EXERCISE OBJECTIVE - The data below should be printed in full, exactly, and without any of its images.

INPUT FOR THIS TASK -
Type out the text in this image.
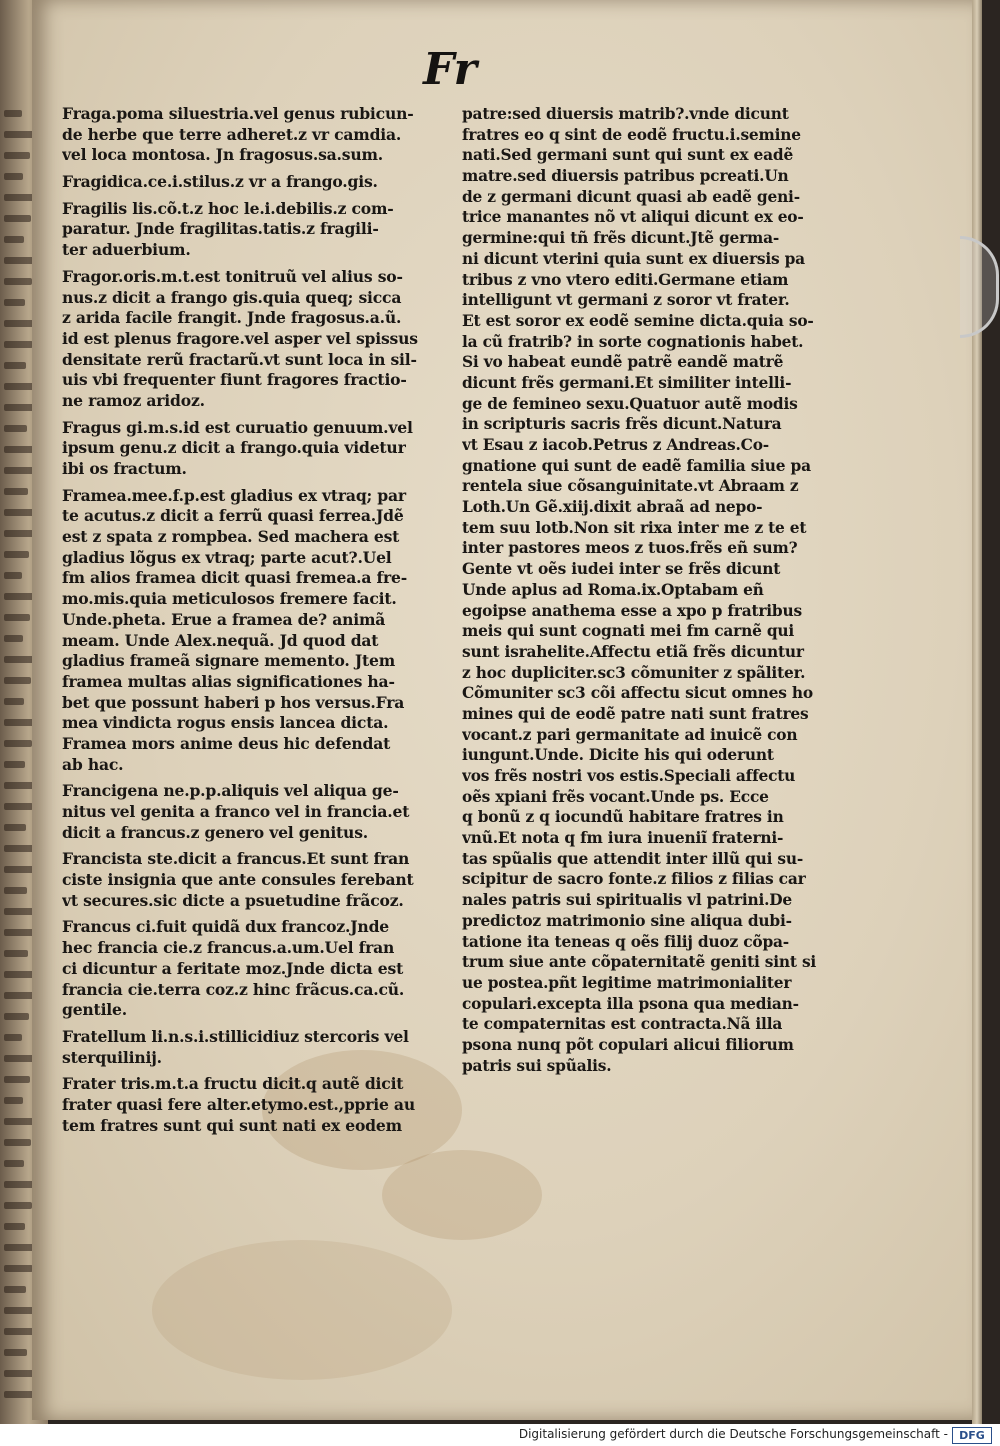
Fr
Fraga.poma siluestria.vel genus rubicun-
de herbe que terre adheret.z vr camdia.
vel loca montosa. Jn fragosus.sa.sum.
Fragidica.ce.i.stilus.z vr a frango.gis.
Fragilis lis.cõ.t.z hoc le.i.debilis.z com-
paratur. Jnde fragilitas.tatis.z fragili-
ter aduerbium.
Fragor.oris.m.t.est tonitruũ vel alius so-
nus.z dicit a frango gis.quia queq; sicca
z arida facile frangit. Jnde fragosus.a.ũ.
id est plenus fragore.vel asper vel spissus
densitate rerũ fractarũ.vt sunt loca in sil-
uis vbi frequenter fiunt fragores fractio-
ne ramoz aridoz.
Fragus gi.m.s.id est curuatio genuum.vel
ipsum genu.z dicit a frango.quia videtur
ibi os fractum.
Framea.mee.f.p.est gladius ex vtraq; par
te acutus.z dicit a ferrũ quasi ferrea.Jdẽ
est z spata z rompbea. Sed machera est
gladius lõgus ex vtraq; parte acut?.Uel
fm alios framea dicit quasi fremea.a fre-
mo.mis.quia meticulosos fremere facit.
Unde.pheta. Erue a framea de? animã
meam. Unde Alex.nequã. Jd quod dat
gladius frameã signare memento. Jtem
framea multas alias significationes ha-
bet que possunt haberi p hos versus.Fra
mea vindicta rogus ensis lancea dicta.
Framea mors anime deus hic defendat
ab hac.
Francigena ne.p.p.aliquis vel aliqua ge-
nitus vel genita a franco vel in francia.et
dicit a francus.z genero vel genitus.
Francista ste.dicit a francus.Et sunt fran
ciste insignia que ante consules ferebant
vt secures.sic dicte a psuetudine frãcoz.
Francus ci.fuit quidã dux francoz.Jnde
hec francia cie.z francus.a.um.Uel fran
ci dicuntur a feritate moz.Jnde dicta est
francia cie.terra coz.z hinc frãcus.ca.cũ.
gentile.
Fratellum li.n.s.i.stillicidiuz stercoris vel
sterquilinij.
Frater tris.m.t.a fructu dicit.q autẽ dicit
frater quasi fere alter.etymo.est.,pprie au
tem fratres sunt qui sunt nati ex eodem
patre:sed diuersis matrib?.vnde dicunt
fratres eo q sint de eodẽ fructu.i.semine
nati.Sed germani sunt qui sunt ex eadẽ
matre.sed diuersis patribus pcreati.Un
de z germani dicunt quasi ab eadẽ geni-
trice manantes nõ vt aliqui dicunt ex eo-
germine:qui tñ frẽs dicunt.Jtẽ germa-
ni dicunt vterini quia sunt ex diuersis pa
tribus z vno vtero editi.Germane etiam
intelligunt vt germani z soror vt frater.
Et est soror ex eodẽ semine dicta.quia so-
la cũ fratrib? in sorte cognationis habet.
Si vo habeat eundẽ patrẽ eandẽ matrẽ
dicunt frẽs germani.Et similiter intelli-
ge de femineo sexu.Quatuor autẽ modis
in scripturis sacris frẽs dicunt.Natura
vt Esau z iacob.Petrus z Andreas.Co-
gnatione qui sunt de eadẽ familia siue pa
rentela siue cõsanguinitate.vt Abraam z
Loth.Un Gẽ.xiij.dixit abraã ad nepo-
tem suu lotb.Non sit rixa inter me z te et
inter pastores meos z tuos.frẽs eñ sum?
Gente vt oẽs iudei inter se frẽs dicunt
Unde aplus ad Roma.ix.Optabam eñ
egoipse anathema esse a xpo p fratribus
meis qui sunt cognati mei fm carnẽ qui
sunt israhelite.Affectu etiã frẽs dicuntur
z hoc dupliciter.sc3 cõmuniter z spãliter.
Cõmuniter sc3 cõi affectu sicut omnes ho
mines qui de eodẽ patre nati sunt fratres
vocant.z pari germanitate ad inuicẽ con
iungunt.Unde. Dicite his qui oderunt
vos frẽs nostri vos estis.Speciali affectu
oẽs xpiani frẽs vocant.Unde ps. Ecce
q bonũ z q iocundũ habitare fratres in
vnũ.Et nota q fm iura inueniĩ fraterni-
tas spũalis que attendit inter illũ qui su-
scipitur de sacro fonte.z filios z filias car
nales patris sui spiritualis vl patrini.De
predictoz matrimonio sine aliqua dubi-
tatione ita teneas q oẽs filij duoz cõpa-
trum siue ante cõpaternitatẽ geniti sint si
ue postea.pñt legitime matrimonialiter
copulari.excepta illa psona qua median-
te compaternitas est contracta.Nã illa
psona nunq põt copulari alicui filiorum
patris sui spũalis.
Digitalisierung gefördert durch die Deutsche Forschungsgemeinschaft -	DFG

COMPLETE OUTPUT -
Type out the text in this image.
Fr
Fraga.poma siluestria.vel genus rubicun-
de herbe que terre adheret.z vr camdia.
vel loca montosa. Jn fragosus.sa.sum.
Fragidica.ce.i.stilus.z vr a frango.gis.
Fragilis lis.cõ.t.z hoc le.i.debilis.z com-
paratur. Jnde fragilitas.tatis.z fragili-
ter aduerbium.
Fragor.oris.m.t.est tonitruũ vel alius so-
nus.z dicit a frango gis.quia queq; sicca
z arida facile frangit. Jnde fragosus.a.ũ.
id est plenus fragore.vel asper vel spissus
densitate rerũ fractarũ.vt sunt loca in sil-
uis vbi frequenter fiunt fragores fractio-
ne ramoz aridoz.
Fragus gi.m.s.id est curuatio genuum.vel
ipsum genu.z dicit a frango.quia videtur
ibi os fractum.
Framea.mee.f.p.est gladius ex vtraq; par
te acutus.z dicit a ferrũ quasi ferrea.Jdẽ
est z spata z rompbea. Sed machera est
gladius lõgus ex vtraq; parte acut?.Uel
fm alios framea dicit quasi fremea.a fre-
mo.mis.quia meticulosos fremere facit.
Unde.pheta. Erue a framea de? animã
meam. Unde Alex.nequã. Jd quod dat
gladius frameã signare memento. Jtem
framea multas alias significationes ha-
bet que possunt haberi p hos versus.Fra
mea vindicta rogus ensis lancea dicta.
Framea mors anime deus hic defendat
ab hac.
Francigena ne.p.p.aliquis vel aliqua ge-
nitus vel genita a franco vel in francia.et
dicit a francus.z genero vel genitus.
Francista ste.dicit a francus.Et sunt fran
ciste insignia que ante consules ferebant
vt secures.sic dicte a psuetudine frãcoz.
Francus ci.fuit quidã dux francoz.Jnde
hec francia cie.z francus.a.um.Uel fran
ci dicuntur a feritate moz.Jnde dicta est
francia cie.terra coz.z hinc frãcus.ca.cũ.
gentile.
Fratellum li.n.s.i.stillicidiuz stercoris vel
sterquilinij.
Frater tris.m.t.a fructu dicit.q autẽ dicit
frater quasi fere alter.etymo.est.,pprie au
tem fratres sunt qui sunt nati ex eodem
patre:sed diuersis matrib?.vnde dicunt
fratres eo q sint de eodẽ fructu.i.semine
nati.Sed germani sunt qui sunt ex eadẽ
matre.sed diuersis patribus pcreati.Un
de z germani dicunt quasi ab eadẽ geni-
trice manantes nõ vt aliqui dicunt ex eo-
germine:qui tñ frẽs dicunt.Jtẽ germa-
ni dicunt vterini quia sunt ex diuersis pa
tribus z vno vtero editi.Germane etiam
intelligunt vt germani z soror vt frater.
Et est soror ex eodẽ semine dicta.quia so-
la cũ fratrib? in sorte cognationis habet.
Si vo habeat eundẽ patrẽ eandẽ matrẽ
dicunt frẽs germani.Et similiter intelli-
ge de femineo sexu.Quatuor autẽ modis
in scripturis sacris frẽs dicunt.Natura
vt Esau z iacob.Petrus z Andreas.Co-
gnatione qui sunt de eadẽ familia siue pa
rentela siue cõsanguinitate.vt Abraam z
Loth.Un Gẽ.xiij.dixit abraã ad nepo-
tem suu lotb.Non sit rixa inter me z te et
inter pastores meos z tuos.frẽs eñ sum?
Gente vt oẽs iudei inter se frẽs dicunt
Unde aplus ad Roma.ix.Optabam eñ
egoipse anathema esse a xpo p fratribus
meis qui sunt cognati mei fm carnẽ qui
sunt israhelite.Affectu etiã frẽs dicuntur
z hoc dupliciter.sc3 cõmuniter z spãliter.
Cõmuniter sc3 cõi affectu sicut omnes ho
mines qui de eodẽ patre nati sunt fratres
vocant.z pari germanitate ad inuicẽ con
iungunt.Unde. Dicite his qui oderunt
vos frẽs nostri vos estis.Speciali affectu
oẽs xpiani frẽs vocant.Unde ps. Ecce
q bonũ z q iocundũ habitare fratres in
vnũ.Et nota q fm iura inueniĩ fraterni-
tas spũalis que attendit inter illũ qui su-
scipitur de sacro fonte.z filios z filias car
nales patris sui spiritualis vl patrini.De
predictoz matrimonio sine aliqua dubi-
tatione ita teneas q oẽs filij duoz cõpa-
trum siue ante cõpaternitatẽ geniti sint si
ue postea.pñt legitime matrimonialiter
copulari.excepta illa psona qua median-
te compaternitas est contracta.Nã illa
psona nunq põt copulari alicui filiorum
patris sui spũalis.
Digitalisierung gefördert durch die Deutsche Forschungsgemeinschaft -	DFG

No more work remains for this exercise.